## [The problem]
Copy the listing from its first line through the line containing "error-bar xyxy=(207,164,214,166)", both ends included, but swap "blot-band" for "immunoblot-band" wherever it occurs and leave everything else unchanged.
* * * * *
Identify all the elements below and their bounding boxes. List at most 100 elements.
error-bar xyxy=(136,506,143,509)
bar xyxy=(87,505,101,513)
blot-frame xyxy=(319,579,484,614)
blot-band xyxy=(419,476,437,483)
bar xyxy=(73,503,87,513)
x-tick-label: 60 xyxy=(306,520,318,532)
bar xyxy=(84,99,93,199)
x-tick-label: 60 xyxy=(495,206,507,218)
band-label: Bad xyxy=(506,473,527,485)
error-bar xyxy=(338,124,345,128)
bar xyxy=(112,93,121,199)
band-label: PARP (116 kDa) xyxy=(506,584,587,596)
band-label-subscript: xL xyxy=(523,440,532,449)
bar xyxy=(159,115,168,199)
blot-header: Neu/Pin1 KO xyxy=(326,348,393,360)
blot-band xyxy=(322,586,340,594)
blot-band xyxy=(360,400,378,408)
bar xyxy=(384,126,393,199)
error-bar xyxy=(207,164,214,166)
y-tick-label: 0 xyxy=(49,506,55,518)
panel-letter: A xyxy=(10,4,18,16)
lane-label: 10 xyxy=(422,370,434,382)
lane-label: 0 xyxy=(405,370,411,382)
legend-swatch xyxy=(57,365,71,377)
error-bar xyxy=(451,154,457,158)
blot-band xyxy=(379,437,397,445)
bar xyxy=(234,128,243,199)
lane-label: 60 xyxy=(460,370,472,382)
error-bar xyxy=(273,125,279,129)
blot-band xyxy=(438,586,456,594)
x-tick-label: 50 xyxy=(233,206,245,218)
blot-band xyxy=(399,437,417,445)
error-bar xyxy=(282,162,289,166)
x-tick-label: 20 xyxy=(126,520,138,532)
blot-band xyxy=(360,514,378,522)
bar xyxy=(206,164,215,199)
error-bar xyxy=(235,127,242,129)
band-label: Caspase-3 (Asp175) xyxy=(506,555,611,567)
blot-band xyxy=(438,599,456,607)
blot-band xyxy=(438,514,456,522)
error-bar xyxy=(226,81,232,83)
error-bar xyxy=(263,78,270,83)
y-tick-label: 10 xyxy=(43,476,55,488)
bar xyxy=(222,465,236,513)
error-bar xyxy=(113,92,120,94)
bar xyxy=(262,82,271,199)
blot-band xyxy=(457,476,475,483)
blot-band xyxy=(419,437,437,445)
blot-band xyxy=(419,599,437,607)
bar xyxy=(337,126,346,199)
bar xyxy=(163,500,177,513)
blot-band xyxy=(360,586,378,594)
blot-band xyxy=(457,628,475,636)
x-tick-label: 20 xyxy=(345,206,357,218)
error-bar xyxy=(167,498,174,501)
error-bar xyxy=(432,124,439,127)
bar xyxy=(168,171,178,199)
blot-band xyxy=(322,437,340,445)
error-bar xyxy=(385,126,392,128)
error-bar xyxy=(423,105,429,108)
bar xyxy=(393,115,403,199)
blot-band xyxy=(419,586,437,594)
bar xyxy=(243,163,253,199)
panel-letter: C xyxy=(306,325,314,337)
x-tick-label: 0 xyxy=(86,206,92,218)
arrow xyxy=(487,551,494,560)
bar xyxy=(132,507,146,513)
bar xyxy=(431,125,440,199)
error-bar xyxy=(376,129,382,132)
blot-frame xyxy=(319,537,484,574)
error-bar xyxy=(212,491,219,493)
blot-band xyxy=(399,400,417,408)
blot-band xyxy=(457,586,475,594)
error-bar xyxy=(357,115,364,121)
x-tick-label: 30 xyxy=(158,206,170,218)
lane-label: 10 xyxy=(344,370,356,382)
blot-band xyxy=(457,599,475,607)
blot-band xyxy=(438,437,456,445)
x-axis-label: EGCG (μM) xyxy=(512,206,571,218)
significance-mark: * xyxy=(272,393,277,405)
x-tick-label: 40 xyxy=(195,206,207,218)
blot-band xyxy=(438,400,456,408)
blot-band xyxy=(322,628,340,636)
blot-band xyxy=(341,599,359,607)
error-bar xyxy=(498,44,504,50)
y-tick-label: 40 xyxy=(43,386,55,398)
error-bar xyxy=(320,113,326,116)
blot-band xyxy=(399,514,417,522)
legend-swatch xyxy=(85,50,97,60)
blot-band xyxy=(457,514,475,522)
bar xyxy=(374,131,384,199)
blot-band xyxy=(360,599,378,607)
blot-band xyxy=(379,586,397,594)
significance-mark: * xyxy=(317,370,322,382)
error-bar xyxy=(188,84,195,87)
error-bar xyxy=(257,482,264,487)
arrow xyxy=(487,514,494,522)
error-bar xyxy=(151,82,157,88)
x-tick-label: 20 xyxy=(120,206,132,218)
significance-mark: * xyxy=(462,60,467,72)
* * * * *
## [Complete answer]
Identify all the elements below and their bounding boxes. List at most 100 elements.
error-bar xyxy=(136,506,143,509)
bar xyxy=(87,505,101,513)
blot-frame xyxy=(319,579,484,614)
immunoblot-band xyxy=(419,476,437,483)
bar xyxy=(73,503,87,513)
x-tick-label: 60 xyxy=(306,520,318,532)
bar xyxy=(84,99,93,199)
x-tick-label: 60 xyxy=(495,206,507,218)
band-label: Bad xyxy=(506,473,527,485)
error-bar xyxy=(338,124,345,128)
bar xyxy=(112,93,121,199)
band-label: PARP (116 kDa) xyxy=(506,584,587,596)
band-label-subscript: xL xyxy=(523,440,532,449)
bar xyxy=(159,115,168,199)
blot-header: Neu/Pin1 KO xyxy=(326,348,393,360)
immunoblot-band xyxy=(322,586,340,594)
immunoblot-band xyxy=(360,400,378,408)
bar xyxy=(384,126,393,199)
error-bar xyxy=(207,164,214,166)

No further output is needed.